● Exercise details: From the listing below, extract every line containing "downdraft".

☆ ☆ ☆ ☆

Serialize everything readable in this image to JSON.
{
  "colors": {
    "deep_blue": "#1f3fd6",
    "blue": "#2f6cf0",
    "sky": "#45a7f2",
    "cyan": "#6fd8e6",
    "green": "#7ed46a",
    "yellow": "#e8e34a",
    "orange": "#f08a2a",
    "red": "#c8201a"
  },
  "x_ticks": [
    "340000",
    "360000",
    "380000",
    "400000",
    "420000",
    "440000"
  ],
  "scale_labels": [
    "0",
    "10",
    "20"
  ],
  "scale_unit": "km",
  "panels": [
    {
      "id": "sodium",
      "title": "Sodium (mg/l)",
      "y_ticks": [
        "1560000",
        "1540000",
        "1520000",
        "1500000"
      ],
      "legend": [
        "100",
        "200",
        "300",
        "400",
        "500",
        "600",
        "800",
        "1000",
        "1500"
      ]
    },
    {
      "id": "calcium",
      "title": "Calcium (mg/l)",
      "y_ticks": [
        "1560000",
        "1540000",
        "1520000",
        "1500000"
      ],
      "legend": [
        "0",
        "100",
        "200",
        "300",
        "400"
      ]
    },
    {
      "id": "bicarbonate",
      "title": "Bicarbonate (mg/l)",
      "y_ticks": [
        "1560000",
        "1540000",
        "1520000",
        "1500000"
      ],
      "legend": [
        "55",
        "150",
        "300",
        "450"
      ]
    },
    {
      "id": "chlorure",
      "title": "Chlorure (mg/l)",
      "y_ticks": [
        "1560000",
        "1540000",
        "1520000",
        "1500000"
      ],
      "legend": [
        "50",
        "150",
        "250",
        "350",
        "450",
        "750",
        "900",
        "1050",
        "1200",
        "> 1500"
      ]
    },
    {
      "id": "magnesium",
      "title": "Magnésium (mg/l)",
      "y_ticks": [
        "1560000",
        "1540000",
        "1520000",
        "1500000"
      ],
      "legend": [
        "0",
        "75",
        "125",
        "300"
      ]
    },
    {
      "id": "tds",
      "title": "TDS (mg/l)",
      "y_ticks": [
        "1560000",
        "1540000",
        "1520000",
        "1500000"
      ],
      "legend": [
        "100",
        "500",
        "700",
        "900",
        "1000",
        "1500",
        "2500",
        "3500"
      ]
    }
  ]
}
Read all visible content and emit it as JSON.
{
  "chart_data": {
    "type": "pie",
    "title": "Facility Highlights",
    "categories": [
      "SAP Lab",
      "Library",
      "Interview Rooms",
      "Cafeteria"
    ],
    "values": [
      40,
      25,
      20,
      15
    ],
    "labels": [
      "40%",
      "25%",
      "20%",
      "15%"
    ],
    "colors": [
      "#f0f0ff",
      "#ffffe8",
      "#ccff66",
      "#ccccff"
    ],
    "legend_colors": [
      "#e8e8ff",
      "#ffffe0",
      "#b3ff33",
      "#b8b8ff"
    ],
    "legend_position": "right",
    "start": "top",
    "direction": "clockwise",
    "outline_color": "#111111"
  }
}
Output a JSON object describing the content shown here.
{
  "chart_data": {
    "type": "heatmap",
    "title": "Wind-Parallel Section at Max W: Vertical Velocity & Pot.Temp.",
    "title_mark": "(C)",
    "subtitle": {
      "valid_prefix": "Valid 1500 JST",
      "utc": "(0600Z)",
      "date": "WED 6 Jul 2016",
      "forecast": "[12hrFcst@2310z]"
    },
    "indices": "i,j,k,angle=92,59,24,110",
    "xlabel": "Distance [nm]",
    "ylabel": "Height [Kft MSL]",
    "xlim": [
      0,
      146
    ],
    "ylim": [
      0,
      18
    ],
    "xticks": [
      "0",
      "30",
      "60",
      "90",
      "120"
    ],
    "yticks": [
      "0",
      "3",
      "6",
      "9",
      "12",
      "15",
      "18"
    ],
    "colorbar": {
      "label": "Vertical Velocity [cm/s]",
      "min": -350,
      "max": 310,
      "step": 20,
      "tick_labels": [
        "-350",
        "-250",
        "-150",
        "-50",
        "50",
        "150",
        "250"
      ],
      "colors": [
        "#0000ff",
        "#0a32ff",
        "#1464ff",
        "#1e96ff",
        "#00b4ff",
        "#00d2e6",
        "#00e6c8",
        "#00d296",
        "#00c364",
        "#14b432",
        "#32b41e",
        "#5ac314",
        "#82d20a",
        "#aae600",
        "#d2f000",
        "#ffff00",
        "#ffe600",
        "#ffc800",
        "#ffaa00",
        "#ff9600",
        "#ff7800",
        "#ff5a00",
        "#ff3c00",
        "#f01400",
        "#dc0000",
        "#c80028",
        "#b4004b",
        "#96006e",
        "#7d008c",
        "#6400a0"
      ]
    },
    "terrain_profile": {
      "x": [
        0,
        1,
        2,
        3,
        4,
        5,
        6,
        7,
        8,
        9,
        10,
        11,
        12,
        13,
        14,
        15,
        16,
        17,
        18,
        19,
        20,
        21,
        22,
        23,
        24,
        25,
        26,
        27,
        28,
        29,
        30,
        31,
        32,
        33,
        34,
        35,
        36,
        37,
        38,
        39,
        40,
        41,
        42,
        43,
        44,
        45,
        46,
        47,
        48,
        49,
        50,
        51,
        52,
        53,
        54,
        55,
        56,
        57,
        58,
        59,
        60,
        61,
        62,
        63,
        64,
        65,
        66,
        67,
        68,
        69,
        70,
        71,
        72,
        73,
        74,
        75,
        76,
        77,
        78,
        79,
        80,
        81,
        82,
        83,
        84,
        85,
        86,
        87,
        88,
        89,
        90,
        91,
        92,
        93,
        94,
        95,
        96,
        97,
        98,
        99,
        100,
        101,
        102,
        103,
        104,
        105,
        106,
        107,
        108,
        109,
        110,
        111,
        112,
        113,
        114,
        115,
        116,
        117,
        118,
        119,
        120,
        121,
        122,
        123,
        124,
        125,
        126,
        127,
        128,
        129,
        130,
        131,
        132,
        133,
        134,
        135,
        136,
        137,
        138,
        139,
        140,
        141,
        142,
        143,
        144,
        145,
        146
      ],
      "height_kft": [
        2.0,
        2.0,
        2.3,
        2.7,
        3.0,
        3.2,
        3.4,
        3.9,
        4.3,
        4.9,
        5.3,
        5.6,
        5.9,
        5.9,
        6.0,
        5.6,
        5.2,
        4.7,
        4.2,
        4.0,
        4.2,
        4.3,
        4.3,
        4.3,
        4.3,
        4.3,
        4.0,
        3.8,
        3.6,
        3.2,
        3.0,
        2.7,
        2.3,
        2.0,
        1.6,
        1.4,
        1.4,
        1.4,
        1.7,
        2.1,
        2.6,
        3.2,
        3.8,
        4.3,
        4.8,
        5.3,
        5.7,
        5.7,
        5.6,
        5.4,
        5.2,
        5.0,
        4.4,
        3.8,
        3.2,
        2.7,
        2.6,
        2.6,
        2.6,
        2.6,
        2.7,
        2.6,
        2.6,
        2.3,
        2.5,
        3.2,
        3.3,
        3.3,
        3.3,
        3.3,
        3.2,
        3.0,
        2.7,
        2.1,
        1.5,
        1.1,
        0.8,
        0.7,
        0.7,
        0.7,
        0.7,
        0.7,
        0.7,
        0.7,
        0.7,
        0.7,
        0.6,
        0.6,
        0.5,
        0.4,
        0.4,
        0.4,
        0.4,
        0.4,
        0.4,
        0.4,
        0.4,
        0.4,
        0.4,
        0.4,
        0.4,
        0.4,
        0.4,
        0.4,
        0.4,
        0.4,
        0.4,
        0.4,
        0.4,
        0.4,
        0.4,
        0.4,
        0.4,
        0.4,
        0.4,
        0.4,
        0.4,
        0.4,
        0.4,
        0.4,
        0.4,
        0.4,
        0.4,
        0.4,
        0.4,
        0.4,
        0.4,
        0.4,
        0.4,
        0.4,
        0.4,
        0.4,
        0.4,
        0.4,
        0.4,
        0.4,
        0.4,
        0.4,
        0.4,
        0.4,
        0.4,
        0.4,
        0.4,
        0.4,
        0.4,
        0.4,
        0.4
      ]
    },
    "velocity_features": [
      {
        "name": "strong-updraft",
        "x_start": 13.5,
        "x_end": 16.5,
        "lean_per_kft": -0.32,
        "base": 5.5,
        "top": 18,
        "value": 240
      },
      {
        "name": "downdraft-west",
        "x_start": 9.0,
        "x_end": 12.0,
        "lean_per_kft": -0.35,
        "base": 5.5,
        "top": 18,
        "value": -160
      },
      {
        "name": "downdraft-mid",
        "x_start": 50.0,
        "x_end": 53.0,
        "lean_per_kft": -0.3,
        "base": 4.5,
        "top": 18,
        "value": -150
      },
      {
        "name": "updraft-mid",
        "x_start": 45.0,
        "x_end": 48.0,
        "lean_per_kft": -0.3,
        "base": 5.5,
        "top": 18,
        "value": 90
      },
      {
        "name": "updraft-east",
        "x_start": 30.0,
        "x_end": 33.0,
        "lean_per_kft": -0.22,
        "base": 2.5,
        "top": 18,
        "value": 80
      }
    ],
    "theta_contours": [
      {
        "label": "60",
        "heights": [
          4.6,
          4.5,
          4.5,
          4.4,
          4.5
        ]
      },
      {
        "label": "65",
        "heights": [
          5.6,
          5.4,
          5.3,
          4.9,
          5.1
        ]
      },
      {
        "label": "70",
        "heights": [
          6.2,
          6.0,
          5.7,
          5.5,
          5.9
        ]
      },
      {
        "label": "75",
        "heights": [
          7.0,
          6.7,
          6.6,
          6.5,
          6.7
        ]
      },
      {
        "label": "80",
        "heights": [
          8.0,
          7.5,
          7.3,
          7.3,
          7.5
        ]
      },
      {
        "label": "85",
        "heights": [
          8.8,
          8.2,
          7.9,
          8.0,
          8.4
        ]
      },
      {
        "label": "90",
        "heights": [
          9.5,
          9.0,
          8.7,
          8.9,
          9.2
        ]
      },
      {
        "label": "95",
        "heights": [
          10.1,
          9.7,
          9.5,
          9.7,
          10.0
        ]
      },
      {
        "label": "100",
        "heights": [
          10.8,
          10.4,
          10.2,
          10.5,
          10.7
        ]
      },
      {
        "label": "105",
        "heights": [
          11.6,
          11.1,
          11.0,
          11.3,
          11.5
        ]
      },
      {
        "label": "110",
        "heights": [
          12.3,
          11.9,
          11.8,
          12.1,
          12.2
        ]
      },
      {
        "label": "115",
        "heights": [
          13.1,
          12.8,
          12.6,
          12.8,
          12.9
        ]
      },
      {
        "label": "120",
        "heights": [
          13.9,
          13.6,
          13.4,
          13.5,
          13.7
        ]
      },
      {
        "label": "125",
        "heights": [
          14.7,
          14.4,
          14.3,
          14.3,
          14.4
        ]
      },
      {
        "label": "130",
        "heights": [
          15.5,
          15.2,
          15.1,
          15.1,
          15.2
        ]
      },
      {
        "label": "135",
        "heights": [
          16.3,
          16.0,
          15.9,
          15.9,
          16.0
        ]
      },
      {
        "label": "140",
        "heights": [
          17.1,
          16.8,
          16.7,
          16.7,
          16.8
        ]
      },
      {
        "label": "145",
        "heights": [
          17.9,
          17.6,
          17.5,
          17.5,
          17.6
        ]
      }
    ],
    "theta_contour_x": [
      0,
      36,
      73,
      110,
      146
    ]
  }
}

☆ ☆ ☆ ☆

● Response to the exercise:
        "name": "downdraft-west",
        "name": "downdraft-mid",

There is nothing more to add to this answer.